<<<<

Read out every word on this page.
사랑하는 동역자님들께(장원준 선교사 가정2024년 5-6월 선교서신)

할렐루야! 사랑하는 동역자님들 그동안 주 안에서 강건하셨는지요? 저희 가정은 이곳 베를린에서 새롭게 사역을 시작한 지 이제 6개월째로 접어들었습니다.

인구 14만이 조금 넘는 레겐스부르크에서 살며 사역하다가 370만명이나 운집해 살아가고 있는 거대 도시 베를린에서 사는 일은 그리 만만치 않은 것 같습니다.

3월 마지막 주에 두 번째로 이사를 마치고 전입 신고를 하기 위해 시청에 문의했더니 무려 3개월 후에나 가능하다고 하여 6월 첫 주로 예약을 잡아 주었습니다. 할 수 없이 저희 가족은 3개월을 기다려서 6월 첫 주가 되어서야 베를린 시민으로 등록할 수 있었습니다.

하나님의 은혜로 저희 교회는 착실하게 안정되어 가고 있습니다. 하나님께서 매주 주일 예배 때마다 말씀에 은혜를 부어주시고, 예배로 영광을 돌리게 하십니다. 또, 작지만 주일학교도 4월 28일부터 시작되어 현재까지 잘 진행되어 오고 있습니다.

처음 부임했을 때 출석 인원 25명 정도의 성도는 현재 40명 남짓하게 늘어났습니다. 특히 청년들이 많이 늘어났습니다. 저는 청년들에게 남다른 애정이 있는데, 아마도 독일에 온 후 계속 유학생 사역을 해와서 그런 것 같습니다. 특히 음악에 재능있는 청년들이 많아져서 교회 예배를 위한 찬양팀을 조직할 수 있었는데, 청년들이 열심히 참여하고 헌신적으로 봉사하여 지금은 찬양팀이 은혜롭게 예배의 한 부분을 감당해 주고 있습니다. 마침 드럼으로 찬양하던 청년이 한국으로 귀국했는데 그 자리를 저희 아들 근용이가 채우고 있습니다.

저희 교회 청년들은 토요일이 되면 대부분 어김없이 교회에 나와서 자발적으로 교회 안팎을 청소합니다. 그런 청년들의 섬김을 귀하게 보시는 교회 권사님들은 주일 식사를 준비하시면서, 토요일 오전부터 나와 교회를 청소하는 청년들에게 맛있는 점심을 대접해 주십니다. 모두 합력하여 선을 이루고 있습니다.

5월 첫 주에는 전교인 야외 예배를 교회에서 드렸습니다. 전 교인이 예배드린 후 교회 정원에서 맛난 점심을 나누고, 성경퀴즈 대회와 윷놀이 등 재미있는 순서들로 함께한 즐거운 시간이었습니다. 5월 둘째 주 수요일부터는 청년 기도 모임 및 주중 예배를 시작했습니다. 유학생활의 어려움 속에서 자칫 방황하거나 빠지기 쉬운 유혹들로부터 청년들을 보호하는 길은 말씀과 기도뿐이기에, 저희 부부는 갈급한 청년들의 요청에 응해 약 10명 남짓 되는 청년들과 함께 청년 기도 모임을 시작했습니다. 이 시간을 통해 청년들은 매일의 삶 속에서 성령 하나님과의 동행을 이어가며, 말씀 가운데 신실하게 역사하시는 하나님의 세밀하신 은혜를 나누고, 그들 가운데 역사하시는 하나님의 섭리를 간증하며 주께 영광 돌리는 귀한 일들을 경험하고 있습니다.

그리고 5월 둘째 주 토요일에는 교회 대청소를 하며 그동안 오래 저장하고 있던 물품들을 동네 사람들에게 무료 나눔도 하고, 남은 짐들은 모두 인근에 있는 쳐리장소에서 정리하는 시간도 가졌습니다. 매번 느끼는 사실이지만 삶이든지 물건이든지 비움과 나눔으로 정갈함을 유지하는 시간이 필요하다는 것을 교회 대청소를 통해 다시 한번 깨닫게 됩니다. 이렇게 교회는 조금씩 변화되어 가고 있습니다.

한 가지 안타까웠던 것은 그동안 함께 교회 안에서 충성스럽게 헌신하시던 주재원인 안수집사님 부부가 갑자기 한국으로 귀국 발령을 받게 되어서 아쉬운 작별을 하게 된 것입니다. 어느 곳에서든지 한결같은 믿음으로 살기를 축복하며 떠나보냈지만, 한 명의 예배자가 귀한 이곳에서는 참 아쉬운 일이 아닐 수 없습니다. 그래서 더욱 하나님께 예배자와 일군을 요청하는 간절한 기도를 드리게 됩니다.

>>>>

*Exercise details*:
Show all lines from the listing above in which "하나님의" appears.

*Response*:
하나님의 은혜로 저희 교회는 착실하게 안정되어 가고 있습니다. 하나님께서 매주 주일 예배 때마다 말씀에 은혜를 부어주시고, 예배로 영광을 돌리게 하십니다. 또, 작지만 주일학교도 4월 28일부터 시작되어 현재까지 잘 진행되어 오고 있습니다.
5월 첫 주에는 전교인 야외 예배를 교회에서 드렸습니다. 전 교인이 예배드린 후 교회 정원에서 맛난 점심을 나누고, 성경퀴즈 대회와 윷놀이 등 재미있는 순서들로 함께한 즐거운 시간이었습니다. 5월 둘째 주 수요일부터는 청년 기도 모임 및 주중 예배를 시작했습니다. 유학생활의 어려움 속에서 자칫 방황하거나 빠지기 쉬운 유혹들로부터 청년들을 보호하는 길은 말씀과 기도뿐이기에, 저희 부부는 갈급한 청년들의 요청에 응해 약 10명 남짓 되는 청년들과 함께 청년 기도 모임을 시작했습니다. 이 시간을 통해 청년들은 매일의 삶 속에서 성령 하나님과의 동행을 이어가며, 말씀 가운데 신실하게 역사하시는 하나님의 세밀하신 은혜를 나누고, 그들 가운데 역사하시는 하나님의 섭리를 간증하며 주께 영광 돌리는 귀한 일들을 경험하고 있습니다.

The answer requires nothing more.